Exercise requirements:
Take each line from the entries that holds "username" and copy it out.
···
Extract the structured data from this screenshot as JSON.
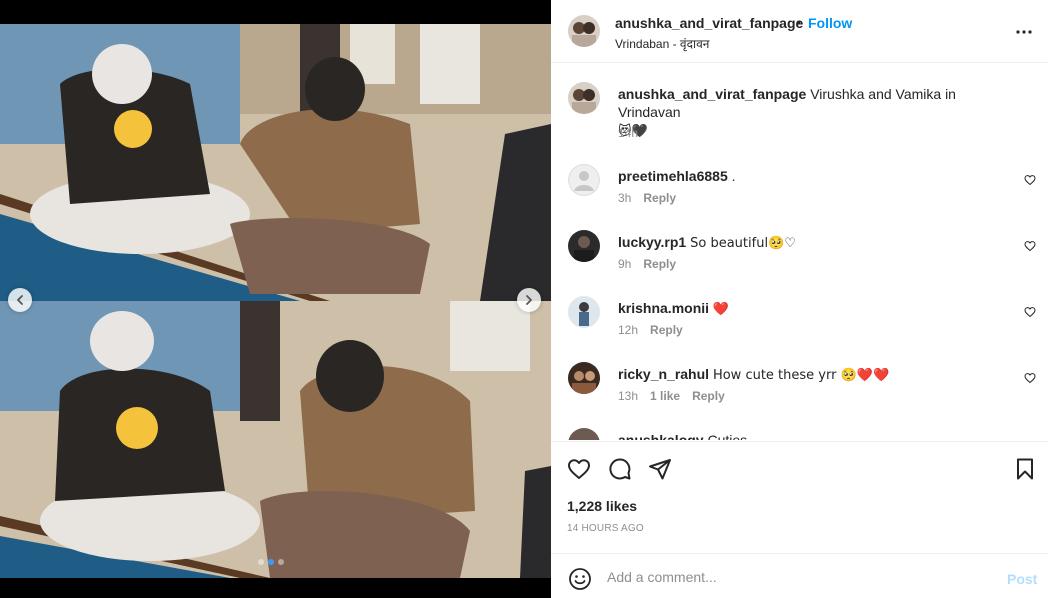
{
  "post": {
    "username": "anushka_and_virat_fanpage",
    "follow_label": "Follow",
    "separator": "•",
    "location": "Vrindaban - वृंदावन"
  },
  "caption": {
    "username": "anushka_and_virat_fanpage",
    "text": "Virushka and Vamika in Vrindavan",
    "emojis": "😻🖤",
    "time": "14h"
  },
  "comments": [
    {
      "username": "preetimehla6885",
      "text": ".",
      "time": "3h",
      "likes": "",
      "reply": "Reply"
    },
    {
      "username": "luckyy.rp1",
      "text": "So beautiful🥺♡",
      "time": "9h",
      "likes": "",
      "reply": "Reply"
    },
    {
      "username": "krishna.monii",
      "text": "❤️",
      "time": "12h",
      "likes": "",
      "reply": "Reply"
    },
    {
      "username": "ricky_n_rahul",
      "text": "How cute these yrr 🥺❤️❤️",
      "time": "13h",
      "likes": "1 like",
      "reply": "Reply"
    },
    {
      "username": "anushkalogy",
      "text": "Cuties",
      "time": "",
      "likes": "",
      "reply": ""
    }
  ],
  "actions": {
    "likes": "1,228 likes",
    "time_ago": "14 HOURS AGO"
  },
  "add_comment": {
    "placeholder": "Add a comment...",
    "post_label": "Post"
  },
  "colors": {
    "link_blue": "#0095f6",
    "post_disabled": "#b2dffc",
    "muted": "#8e8e8e",
    "heart_red": "#ed4956"
  }
}
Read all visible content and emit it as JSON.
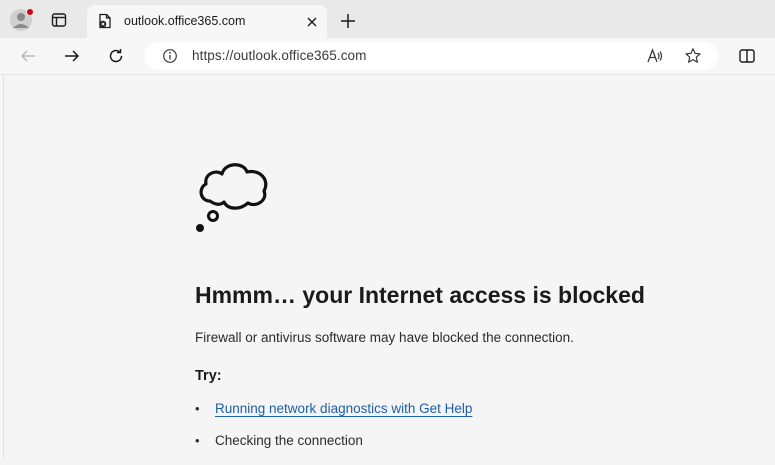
{
  "browser": {
    "tab": {
      "title": "outlook.office365.com",
      "favicon": "page-error-icon"
    },
    "toolbar": {
      "url": "https://outlook.office365.com",
      "icons": [
        "back-icon",
        "forward-icon",
        "refresh-icon",
        "site-info-icon",
        "read-aloud-icon",
        "favorite-star-icon",
        "split-screen-icon"
      ]
    },
    "profile_badge_color": "#d0021b"
  },
  "error_page": {
    "icon": "thought-cloud-icon",
    "heading": "Hmmm… your Internet access is blocked",
    "description": "Firewall or antivirus software may have blocked the connection.",
    "try_label": "Try:",
    "suggestions": [
      {
        "text": "Running network diagnostics with Get Help",
        "is_link": true
      },
      {
        "text": "Checking the connection",
        "is_link": false
      }
    ],
    "link_color": "#1d5fa8"
  }
}
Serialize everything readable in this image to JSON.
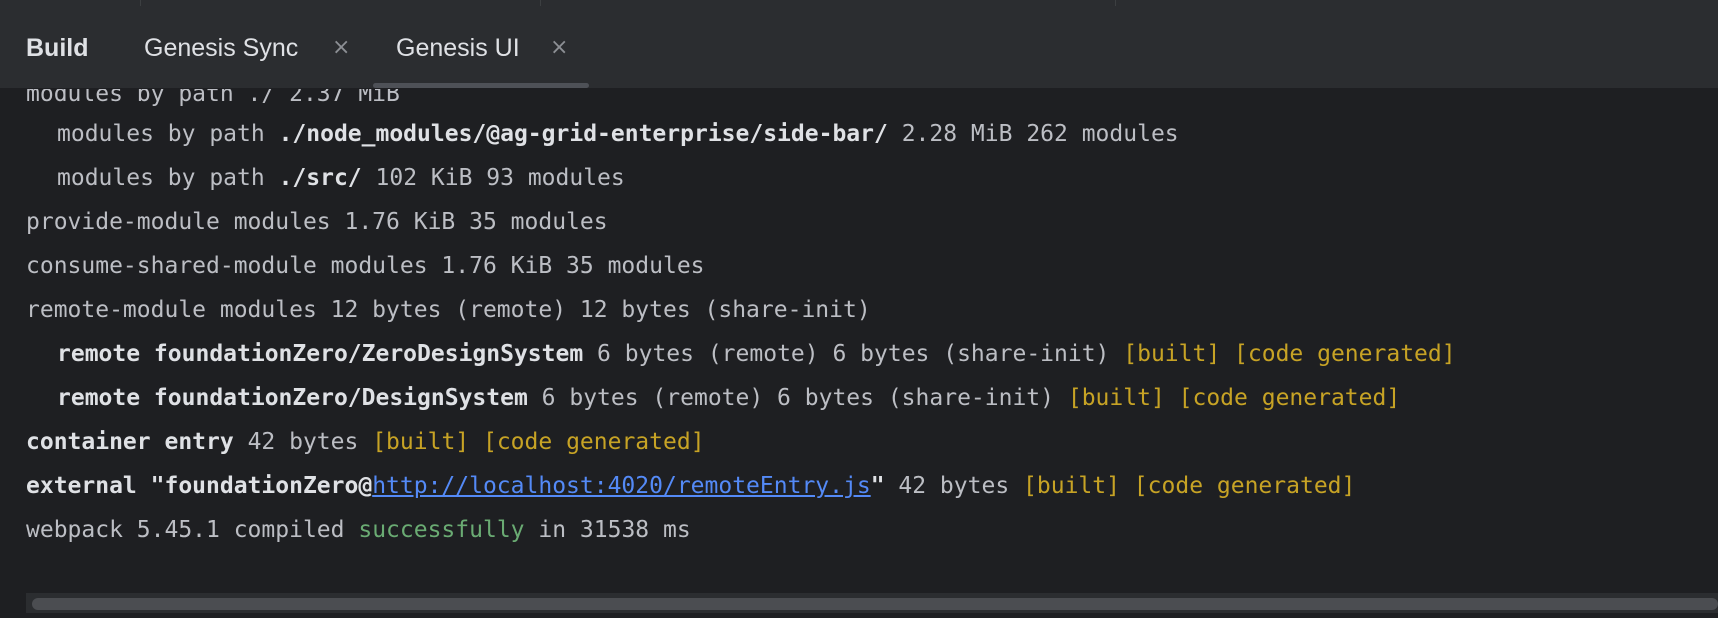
{
  "tabs": [
    {
      "label": "Build"
    },
    {
      "label": "Genesis Sync"
    },
    {
      "label": "Genesis UI"
    }
  ],
  "console": {
    "lines": [
      [
        {
          "t": "modules by path ./ 2.37 MiB",
          "s": ""
        }
      ],
      [
        {
          "t": "modules by path ",
          "s": ""
        },
        {
          "t": "./node_modules/@ag-grid-enterprise/side-bar/",
          "s": "b"
        },
        {
          "t": " 2.28 MiB 262 modules",
          "s": ""
        }
      ],
      [
        {
          "t": "modules by path ",
          "s": ""
        },
        {
          "t": "./src/",
          "s": "b"
        },
        {
          "t": " 102 KiB 93 modules",
          "s": ""
        }
      ],
      [
        {
          "t": "provide-module modules 1.76 KiB 35 modules",
          "s": ""
        }
      ],
      [
        {
          "t": "consume-shared-module modules 1.76 KiB 35 modules",
          "s": ""
        }
      ],
      [
        {
          "t": "remote-module modules 12 bytes (remote) 12 bytes (share-init)",
          "s": ""
        }
      ],
      [
        {
          "t": "remote foundationZero/ZeroDesignSystem",
          "s": "b"
        },
        {
          "t": " 6 bytes (remote) 6 bytes (share-init) ",
          "s": ""
        },
        {
          "t": "[built] [code generated]",
          "s": "y"
        }
      ],
      [
        {
          "t": "remote foundationZero/DesignSystem",
          "s": "b"
        },
        {
          "t": " 6 bytes (remote) 6 bytes (share-init) ",
          "s": ""
        },
        {
          "t": "[built] [code generated]",
          "s": "y"
        }
      ],
      [
        {
          "t": "container entry",
          "s": "b"
        },
        {
          "t": " 42 bytes ",
          "s": ""
        },
        {
          "t": "[built] [code generated]",
          "s": "y"
        }
      ],
      [
        {
          "t": "external \"foundationZero@",
          "s": "b"
        },
        {
          "t": "http://localhost:4020/remoteEntry.js",
          "s": "lnk"
        },
        {
          "t": "\"",
          "s": "b"
        },
        {
          "t": " 42 bytes ",
          "s": ""
        },
        {
          "t": "[built] [code generated]",
          "s": "y"
        }
      ],
      [
        {
          "t": "webpack 5.45.1 compiled ",
          "s": ""
        },
        {
          "t": "successfully",
          "s": "g"
        },
        {
          "t": " in 31538 ms",
          "s": ""
        }
      ]
    ]
  }
}
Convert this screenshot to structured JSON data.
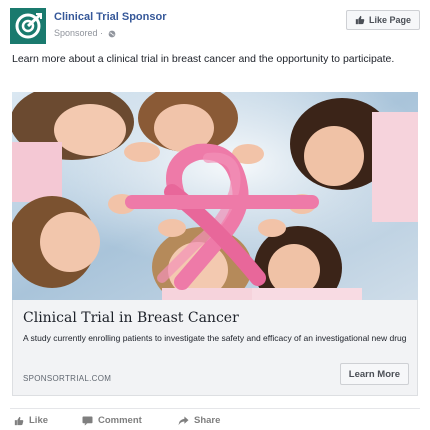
{
  "header": {
    "sponsor_name": "Clinical Trial Sponsor",
    "sponsored_label": "Sponsored · ",
    "like_page_label": "Like Page"
  },
  "post": {
    "text": "Learn more about a clinical trial in breast cancer and the opportunity to participate."
  },
  "hero": {
    "icon": "breast-cancer-ribbon-photo"
  },
  "card": {
    "title": "Clinical Trial in Breast Cancer",
    "description": "A study currently enrolling patients to investigate the safety and efficacy of an investigational new drug",
    "domain": "SPONSORTRIAL.COM",
    "cta_label": "Learn More"
  },
  "actions": {
    "like_label": "Like",
    "comment_label": "Comment",
    "share_label": "Share"
  },
  "colors": {
    "brand": "#1a7a6e",
    "link": "#365899",
    "ribbon": "#ee7aa8"
  }
}
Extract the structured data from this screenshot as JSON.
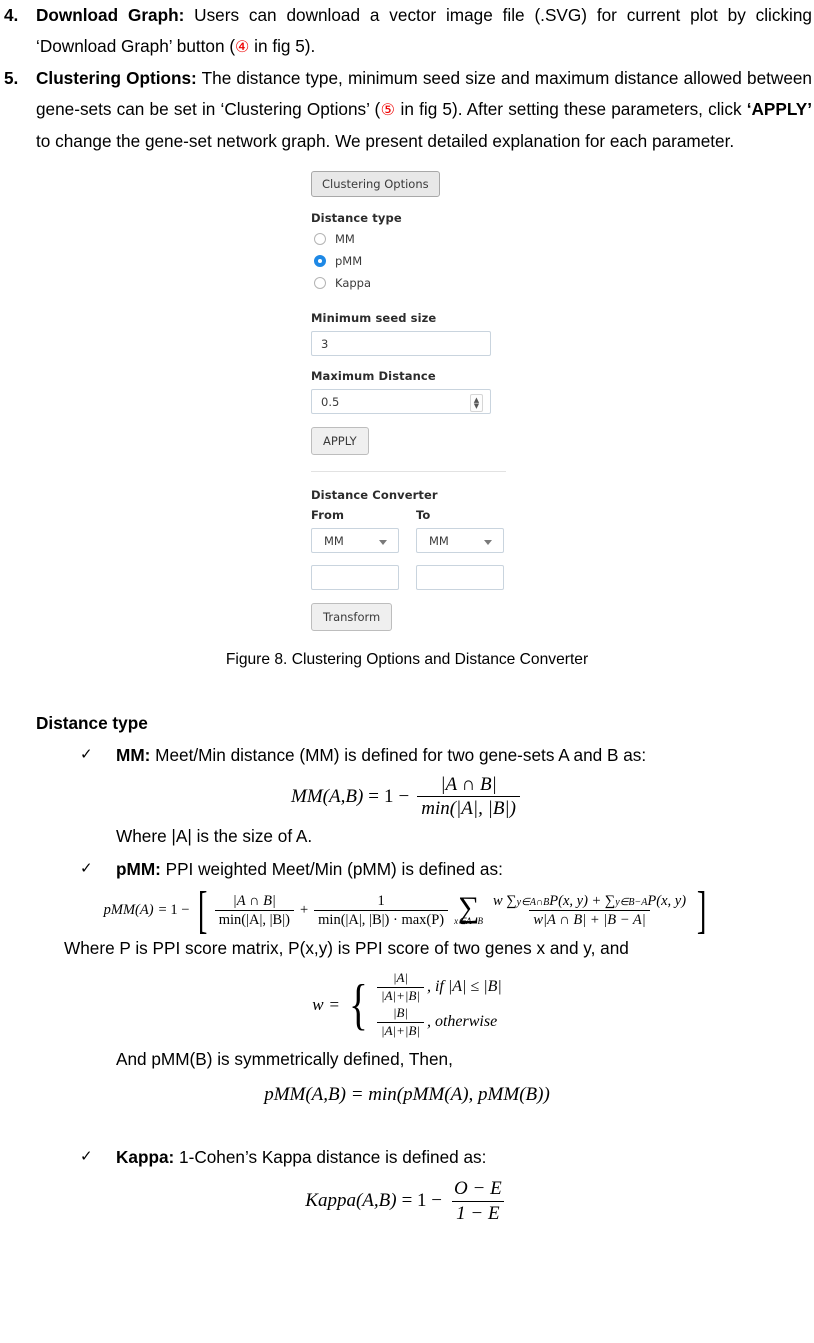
{
  "list": [
    {
      "number": "4.",
      "bold_lead": "Download Graph:",
      "text_a": " Users can download a vector image file (.SVG) for current plot by clicking ‘Download Graph’ button (",
      "circled": "④",
      "text_b": " in fig 5)."
    },
    {
      "number": "5.",
      "bold_lead": "Clustering Options:",
      "text_a": " The distance type, minimum seed size and maximum distance allowed between gene-sets can be set in ‘Clustering Options’ (",
      "circled": "⑤",
      "text_b": " in fig 5). After setting these parameters, click ",
      "bold_mid": "‘APPLY’",
      "text_c": " to change the gene-set network graph. We present detailed explanation for each parameter."
    }
  ],
  "figure": {
    "panel": {
      "header_button": "Clustering Options",
      "distance_type_label": "Distance type",
      "radios": [
        {
          "label": "MM",
          "checked": false
        },
        {
          "label": "pMM",
          "checked": true
        },
        {
          "label": "Kappa",
          "checked": false
        }
      ],
      "min_seed_label": "Minimum seed size",
      "min_seed_value": "3",
      "max_distance_label": "Maximum Distance",
      "max_distance_value": "0.5",
      "apply_button": "APPLY",
      "converter_label": "Distance Converter",
      "from_label": "From",
      "to_label": "To",
      "from_select_value": "MM",
      "to_select_value": "MM",
      "from_input_value": "",
      "to_input_value": "",
      "transform_button": "Transform",
      "accent_color": "#1e88e5"
    },
    "caption": "Figure 8. Clustering Options and Distance Converter"
  },
  "section": {
    "heading": "Distance type",
    "mm": {
      "bullet_bold": "MM:",
      "bullet_text": " Meet/Min distance (MM) is defined for two gene-sets A and B as:",
      "note": "Where |A| is the size of A.",
      "equation": {
        "lhs": "MM(A,B)",
        "eq": "=",
        "one": "1",
        "minus": "−",
        "numerator": "|A ∩ B|",
        "denominator": "min(|A|, |B|)"
      }
    },
    "pmm": {
      "bullet_bold": "pMM:",
      "bullet_text": " PPI weighted Meet/Min (pMM) is defined as:",
      "note": "Where P is PPI score matrix, P(x,y) is PPI score of two genes x and y, and",
      "equation": {
        "lhs": "pMM(A)",
        "eq": "= 1 −",
        "term1_num": "|A ∩ B|",
        "term1_den": "min(|A|, |B|)",
        "plus": "+",
        "term2_num": "1",
        "term2_den": "min(|A|, |B|) · max(P)",
        "sum_symbol": "∑",
        "sum_subscript": "x∈A−B",
        "term3_num_a": "w ∑",
        "term3_num_a_sub": "y∈A∩B",
        "term3_num_b": "P(x, y) + ∑",
        "term3_num_b_sub": "y∈B−A",
        "term3_num_c": "P(x, y)",
        "term3_den": "w|A ∩ B| + |B − A|"
      },
      "w_equation": {
        "lhs": "w",
        "eq": "=",
        "case1_num": "|A|",
        "case1_den": "|A|+|B|",
        "case1_cond": ", if |A| ≤ |B|",
        "case2_num": "|B|",
        "case2_den": "|A|+|B|",
        "case2_cond": ", otherwise"
      },
      "symmetry_note": "And pMM(B) is symmetrically defined, Then,",
      "final_equation": "pMM(A,B) = min(pMM(A), pMM(B))"
    },
    "kappa": {
      "bullet_bold": "Kappa:",
      "bullet_text": " 1-Cohen’s Kappa distance is defined as:",
      "equation": {
        "lhs": "Kappa(A,B)",
        "eq": "= 1 −",
        "numerator": "O − E",
        "denominator": "1 − E"
      }
    }
  }
}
···
Output for this exercise:
    "username": "anushka_and_virat_fanpage",
    "username": "anushka_and_virat_fanpage",
      "username": "preetimehla6885",
      "username": "luckyy.rp1",
      "username": "krishna.monii",
      "username": "ricky_n_rahul",
      "username": "anushkalogy",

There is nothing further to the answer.